== Source records ==
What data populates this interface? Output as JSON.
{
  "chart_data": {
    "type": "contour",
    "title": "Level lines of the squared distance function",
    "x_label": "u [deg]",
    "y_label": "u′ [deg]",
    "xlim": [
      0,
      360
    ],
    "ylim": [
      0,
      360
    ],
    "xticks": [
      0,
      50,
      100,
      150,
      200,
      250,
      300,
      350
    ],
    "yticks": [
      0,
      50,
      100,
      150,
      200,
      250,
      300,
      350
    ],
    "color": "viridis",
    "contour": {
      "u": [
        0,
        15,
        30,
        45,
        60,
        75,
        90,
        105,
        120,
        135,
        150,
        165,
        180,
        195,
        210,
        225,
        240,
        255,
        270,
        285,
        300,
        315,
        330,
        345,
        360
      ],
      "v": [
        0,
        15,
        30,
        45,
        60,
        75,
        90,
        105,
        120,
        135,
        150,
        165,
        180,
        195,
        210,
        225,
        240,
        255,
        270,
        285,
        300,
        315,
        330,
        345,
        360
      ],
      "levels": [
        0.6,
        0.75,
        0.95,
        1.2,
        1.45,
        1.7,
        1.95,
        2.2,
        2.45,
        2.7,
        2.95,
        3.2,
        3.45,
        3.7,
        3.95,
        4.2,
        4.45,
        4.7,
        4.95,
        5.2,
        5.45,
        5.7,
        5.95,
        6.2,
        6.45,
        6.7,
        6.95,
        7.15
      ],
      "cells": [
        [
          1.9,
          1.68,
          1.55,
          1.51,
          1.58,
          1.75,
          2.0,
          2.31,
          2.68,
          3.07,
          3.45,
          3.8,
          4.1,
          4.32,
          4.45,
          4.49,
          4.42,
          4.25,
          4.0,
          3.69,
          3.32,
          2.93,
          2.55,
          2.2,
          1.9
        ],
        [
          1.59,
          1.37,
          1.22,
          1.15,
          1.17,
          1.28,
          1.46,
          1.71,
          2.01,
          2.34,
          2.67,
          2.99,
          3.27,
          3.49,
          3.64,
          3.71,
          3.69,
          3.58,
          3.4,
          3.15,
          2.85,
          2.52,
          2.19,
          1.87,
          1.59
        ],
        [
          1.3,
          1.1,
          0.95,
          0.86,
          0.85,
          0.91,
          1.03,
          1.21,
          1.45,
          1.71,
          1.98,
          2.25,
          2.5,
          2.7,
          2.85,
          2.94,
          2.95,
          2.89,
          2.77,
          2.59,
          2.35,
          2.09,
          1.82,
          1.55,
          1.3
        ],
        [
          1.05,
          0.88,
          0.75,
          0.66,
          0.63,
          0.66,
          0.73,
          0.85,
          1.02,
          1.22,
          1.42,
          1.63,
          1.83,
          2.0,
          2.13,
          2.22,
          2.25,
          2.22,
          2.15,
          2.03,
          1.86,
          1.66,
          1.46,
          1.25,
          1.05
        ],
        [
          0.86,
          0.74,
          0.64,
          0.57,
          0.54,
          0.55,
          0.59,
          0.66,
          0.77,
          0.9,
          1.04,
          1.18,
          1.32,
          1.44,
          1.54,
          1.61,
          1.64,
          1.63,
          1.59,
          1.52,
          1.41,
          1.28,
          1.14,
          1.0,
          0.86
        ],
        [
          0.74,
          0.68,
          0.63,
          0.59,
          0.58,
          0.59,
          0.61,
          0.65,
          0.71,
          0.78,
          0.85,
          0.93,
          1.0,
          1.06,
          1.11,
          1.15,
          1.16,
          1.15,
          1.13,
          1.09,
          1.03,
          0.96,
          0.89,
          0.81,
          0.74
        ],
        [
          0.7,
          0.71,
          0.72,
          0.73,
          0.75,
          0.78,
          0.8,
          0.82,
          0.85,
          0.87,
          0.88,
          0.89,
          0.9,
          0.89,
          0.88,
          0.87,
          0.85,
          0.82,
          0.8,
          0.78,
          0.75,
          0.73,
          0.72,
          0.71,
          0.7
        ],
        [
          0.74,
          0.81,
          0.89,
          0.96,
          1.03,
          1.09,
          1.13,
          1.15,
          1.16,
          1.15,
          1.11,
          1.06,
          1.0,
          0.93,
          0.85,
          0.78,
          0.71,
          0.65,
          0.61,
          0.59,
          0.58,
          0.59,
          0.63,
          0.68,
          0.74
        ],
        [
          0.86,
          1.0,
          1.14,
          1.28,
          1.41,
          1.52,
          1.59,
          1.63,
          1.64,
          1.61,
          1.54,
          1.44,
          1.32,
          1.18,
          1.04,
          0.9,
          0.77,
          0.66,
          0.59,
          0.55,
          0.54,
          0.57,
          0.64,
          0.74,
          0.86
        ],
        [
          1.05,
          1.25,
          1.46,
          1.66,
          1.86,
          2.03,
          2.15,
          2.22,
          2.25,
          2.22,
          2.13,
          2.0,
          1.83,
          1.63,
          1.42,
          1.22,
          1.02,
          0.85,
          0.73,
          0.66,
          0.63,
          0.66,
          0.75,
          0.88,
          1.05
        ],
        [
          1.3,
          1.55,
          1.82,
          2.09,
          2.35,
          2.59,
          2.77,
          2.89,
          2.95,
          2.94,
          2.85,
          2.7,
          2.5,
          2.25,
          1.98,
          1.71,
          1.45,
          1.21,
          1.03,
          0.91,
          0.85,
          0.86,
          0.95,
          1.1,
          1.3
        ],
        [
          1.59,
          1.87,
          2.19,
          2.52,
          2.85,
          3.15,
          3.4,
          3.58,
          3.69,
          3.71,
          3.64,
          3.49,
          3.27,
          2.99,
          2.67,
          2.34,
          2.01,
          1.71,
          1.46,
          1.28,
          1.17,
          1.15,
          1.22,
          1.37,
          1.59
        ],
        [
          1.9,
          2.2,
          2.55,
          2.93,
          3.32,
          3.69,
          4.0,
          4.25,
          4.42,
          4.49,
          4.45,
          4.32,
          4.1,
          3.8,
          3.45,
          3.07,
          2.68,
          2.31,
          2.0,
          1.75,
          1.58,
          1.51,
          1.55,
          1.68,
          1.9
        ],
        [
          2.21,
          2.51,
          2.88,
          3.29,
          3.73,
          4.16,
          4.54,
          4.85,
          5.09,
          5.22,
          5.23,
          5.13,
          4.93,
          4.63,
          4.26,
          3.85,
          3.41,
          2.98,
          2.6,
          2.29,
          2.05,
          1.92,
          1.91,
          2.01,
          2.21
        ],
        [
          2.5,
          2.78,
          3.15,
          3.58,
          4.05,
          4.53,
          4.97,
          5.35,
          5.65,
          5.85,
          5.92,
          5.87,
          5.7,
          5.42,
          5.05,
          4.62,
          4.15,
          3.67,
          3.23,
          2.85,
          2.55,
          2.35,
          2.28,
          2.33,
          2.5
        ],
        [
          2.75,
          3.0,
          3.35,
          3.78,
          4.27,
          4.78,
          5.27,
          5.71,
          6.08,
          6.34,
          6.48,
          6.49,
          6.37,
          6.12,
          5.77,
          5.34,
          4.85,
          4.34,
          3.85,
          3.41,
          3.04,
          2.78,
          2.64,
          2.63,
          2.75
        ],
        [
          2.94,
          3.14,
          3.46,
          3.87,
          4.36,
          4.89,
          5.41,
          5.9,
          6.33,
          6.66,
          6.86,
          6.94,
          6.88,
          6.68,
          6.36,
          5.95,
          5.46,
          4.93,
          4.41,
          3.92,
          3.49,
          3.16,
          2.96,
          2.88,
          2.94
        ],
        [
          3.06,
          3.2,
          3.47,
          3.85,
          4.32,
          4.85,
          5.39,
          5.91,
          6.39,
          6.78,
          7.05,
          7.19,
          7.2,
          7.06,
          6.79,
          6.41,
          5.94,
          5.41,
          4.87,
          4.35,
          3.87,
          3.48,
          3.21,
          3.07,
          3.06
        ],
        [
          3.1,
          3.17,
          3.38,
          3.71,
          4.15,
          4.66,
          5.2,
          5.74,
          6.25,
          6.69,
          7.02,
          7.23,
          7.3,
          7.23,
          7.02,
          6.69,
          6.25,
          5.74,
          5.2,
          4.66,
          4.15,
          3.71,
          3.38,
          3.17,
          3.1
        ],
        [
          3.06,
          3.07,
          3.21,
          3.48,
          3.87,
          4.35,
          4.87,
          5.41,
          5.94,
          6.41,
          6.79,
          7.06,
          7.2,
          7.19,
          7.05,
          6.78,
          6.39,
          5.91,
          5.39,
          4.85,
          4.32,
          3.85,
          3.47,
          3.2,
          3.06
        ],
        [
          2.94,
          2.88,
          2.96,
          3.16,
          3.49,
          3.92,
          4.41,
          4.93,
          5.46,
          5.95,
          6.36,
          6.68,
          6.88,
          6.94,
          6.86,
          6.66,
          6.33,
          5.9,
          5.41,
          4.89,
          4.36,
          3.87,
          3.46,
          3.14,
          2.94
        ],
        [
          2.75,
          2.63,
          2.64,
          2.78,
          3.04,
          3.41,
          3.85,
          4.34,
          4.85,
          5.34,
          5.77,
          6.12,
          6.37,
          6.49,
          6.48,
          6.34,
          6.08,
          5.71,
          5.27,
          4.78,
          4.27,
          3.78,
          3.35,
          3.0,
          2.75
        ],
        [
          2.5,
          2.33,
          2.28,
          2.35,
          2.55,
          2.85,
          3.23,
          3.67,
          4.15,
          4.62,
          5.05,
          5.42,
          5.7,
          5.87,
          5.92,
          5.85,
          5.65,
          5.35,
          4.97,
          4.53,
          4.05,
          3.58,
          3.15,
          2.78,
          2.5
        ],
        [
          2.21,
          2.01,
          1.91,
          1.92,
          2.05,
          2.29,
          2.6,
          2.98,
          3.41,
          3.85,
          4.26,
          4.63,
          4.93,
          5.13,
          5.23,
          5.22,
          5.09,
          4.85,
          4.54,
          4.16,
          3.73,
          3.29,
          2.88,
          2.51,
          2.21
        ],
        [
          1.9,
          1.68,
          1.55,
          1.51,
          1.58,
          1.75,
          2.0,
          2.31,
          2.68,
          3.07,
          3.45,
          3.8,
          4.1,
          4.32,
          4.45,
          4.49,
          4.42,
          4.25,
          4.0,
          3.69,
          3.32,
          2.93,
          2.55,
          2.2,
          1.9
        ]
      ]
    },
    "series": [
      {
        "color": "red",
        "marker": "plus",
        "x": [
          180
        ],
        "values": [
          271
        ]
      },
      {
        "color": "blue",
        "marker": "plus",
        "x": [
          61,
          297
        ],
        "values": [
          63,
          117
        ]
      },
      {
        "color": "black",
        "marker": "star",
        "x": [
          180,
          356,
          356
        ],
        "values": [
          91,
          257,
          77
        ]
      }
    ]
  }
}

== Aim of the exercise ==
Look through the listing and extract every line with "color" in it.

== Reply to the task ==
    "color": "viridis",
        "color": "red",
        "color": "blue",
        "color": "black",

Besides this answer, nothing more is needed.